:: Set exercise ::
Find the lines that hold "Americans". Report only how many there are.

:: Input data ::

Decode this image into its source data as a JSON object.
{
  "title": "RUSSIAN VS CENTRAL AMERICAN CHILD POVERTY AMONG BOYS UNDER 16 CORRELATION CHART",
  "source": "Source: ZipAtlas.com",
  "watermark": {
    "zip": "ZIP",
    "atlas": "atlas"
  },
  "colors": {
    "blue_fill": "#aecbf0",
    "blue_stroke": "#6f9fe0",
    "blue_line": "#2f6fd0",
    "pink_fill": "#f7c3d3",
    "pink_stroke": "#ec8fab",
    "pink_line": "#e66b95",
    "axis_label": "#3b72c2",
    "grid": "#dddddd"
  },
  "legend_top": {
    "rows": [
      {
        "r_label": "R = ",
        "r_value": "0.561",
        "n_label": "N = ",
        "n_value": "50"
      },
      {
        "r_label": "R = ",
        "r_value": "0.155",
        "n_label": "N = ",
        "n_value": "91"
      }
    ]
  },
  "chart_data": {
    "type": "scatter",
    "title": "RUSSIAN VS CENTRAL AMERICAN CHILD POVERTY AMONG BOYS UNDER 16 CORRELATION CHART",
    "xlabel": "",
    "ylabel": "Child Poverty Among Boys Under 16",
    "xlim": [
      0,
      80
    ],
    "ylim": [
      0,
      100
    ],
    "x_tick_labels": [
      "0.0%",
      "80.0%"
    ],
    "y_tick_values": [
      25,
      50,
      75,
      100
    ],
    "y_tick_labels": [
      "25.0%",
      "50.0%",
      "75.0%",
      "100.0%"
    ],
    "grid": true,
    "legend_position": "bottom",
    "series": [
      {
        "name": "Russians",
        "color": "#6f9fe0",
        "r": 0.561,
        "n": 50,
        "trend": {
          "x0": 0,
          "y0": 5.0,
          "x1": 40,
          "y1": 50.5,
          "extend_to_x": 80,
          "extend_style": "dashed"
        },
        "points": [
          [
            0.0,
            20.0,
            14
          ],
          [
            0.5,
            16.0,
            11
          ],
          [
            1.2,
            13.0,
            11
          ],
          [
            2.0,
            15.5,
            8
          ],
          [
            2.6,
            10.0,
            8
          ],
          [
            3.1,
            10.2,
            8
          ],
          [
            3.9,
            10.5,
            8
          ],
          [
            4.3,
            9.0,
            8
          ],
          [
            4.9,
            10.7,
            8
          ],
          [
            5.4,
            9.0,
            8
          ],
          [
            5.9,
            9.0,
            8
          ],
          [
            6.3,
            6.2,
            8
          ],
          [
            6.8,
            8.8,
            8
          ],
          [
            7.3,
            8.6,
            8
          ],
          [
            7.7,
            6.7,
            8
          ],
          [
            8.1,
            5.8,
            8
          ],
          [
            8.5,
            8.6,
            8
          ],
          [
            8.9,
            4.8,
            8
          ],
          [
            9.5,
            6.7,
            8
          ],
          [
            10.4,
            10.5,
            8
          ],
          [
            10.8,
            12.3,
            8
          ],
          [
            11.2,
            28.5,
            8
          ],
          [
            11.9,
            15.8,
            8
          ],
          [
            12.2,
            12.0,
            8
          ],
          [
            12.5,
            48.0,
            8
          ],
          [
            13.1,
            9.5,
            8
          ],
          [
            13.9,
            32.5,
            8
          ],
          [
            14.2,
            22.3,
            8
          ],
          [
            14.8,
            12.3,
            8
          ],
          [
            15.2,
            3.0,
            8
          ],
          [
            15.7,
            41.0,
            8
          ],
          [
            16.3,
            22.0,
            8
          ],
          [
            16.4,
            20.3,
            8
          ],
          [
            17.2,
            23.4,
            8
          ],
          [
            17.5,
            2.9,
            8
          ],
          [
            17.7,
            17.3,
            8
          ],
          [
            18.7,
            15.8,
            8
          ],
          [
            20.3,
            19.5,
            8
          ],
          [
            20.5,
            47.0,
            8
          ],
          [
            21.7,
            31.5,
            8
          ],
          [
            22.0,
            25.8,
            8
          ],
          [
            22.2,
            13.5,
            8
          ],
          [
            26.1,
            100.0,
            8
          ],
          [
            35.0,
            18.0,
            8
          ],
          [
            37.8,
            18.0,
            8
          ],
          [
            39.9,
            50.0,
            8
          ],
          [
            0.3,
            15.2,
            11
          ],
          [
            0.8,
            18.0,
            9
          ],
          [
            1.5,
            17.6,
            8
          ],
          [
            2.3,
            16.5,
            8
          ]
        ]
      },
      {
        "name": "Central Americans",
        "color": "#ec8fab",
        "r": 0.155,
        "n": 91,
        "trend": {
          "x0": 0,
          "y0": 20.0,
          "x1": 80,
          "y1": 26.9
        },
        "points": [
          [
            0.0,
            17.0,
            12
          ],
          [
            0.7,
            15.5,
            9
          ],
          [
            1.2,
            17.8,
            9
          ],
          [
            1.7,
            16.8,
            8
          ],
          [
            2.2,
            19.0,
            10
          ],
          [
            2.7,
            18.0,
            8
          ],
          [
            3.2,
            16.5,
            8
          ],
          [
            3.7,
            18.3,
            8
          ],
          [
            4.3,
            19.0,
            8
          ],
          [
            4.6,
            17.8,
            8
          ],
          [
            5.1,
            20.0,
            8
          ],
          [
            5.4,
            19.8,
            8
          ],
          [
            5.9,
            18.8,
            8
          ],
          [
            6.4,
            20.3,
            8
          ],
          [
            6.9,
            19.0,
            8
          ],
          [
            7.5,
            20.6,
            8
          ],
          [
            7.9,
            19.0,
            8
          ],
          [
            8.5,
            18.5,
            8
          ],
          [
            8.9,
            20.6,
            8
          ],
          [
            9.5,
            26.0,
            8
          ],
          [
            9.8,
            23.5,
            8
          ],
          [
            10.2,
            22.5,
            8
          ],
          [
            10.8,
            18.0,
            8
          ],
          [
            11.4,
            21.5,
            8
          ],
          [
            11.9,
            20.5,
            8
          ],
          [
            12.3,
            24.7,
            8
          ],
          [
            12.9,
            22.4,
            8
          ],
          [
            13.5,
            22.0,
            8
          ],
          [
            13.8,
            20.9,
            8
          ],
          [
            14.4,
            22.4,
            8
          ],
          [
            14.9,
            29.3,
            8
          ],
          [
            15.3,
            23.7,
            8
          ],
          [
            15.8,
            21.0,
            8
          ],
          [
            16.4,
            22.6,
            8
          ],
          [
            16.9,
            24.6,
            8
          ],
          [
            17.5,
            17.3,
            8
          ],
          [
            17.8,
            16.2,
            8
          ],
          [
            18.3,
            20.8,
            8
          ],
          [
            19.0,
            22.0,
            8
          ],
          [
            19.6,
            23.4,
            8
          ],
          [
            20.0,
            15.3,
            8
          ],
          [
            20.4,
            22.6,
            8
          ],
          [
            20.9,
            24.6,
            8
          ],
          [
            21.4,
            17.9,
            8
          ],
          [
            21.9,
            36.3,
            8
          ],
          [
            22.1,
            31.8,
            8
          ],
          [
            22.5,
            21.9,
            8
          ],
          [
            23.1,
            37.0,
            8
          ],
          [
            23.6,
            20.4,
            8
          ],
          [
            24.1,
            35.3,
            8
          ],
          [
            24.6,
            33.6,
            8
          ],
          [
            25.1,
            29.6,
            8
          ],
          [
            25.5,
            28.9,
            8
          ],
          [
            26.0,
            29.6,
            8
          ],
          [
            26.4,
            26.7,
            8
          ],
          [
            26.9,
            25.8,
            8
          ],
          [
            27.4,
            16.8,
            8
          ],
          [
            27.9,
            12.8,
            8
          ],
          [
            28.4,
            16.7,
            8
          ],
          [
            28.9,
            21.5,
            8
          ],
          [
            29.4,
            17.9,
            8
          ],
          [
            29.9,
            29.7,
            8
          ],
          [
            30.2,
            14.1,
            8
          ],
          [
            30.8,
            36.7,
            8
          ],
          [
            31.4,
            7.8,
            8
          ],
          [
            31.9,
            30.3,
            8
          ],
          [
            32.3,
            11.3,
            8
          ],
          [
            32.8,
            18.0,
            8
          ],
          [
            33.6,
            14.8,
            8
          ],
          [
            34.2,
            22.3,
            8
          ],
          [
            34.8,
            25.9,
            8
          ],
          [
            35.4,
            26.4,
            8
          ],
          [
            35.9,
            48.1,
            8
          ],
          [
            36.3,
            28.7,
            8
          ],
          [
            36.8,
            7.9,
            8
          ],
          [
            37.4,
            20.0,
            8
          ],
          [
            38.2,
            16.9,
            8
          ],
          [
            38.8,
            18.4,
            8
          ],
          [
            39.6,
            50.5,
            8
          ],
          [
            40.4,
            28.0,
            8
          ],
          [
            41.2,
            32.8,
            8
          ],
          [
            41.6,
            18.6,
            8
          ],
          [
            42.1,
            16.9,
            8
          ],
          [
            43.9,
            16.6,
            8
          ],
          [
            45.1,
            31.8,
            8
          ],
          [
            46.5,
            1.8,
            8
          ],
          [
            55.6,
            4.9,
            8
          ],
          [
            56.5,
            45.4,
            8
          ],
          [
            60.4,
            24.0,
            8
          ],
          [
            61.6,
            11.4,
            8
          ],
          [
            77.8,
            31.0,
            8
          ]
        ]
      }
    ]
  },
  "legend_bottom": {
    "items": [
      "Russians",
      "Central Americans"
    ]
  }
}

:: Response ::
2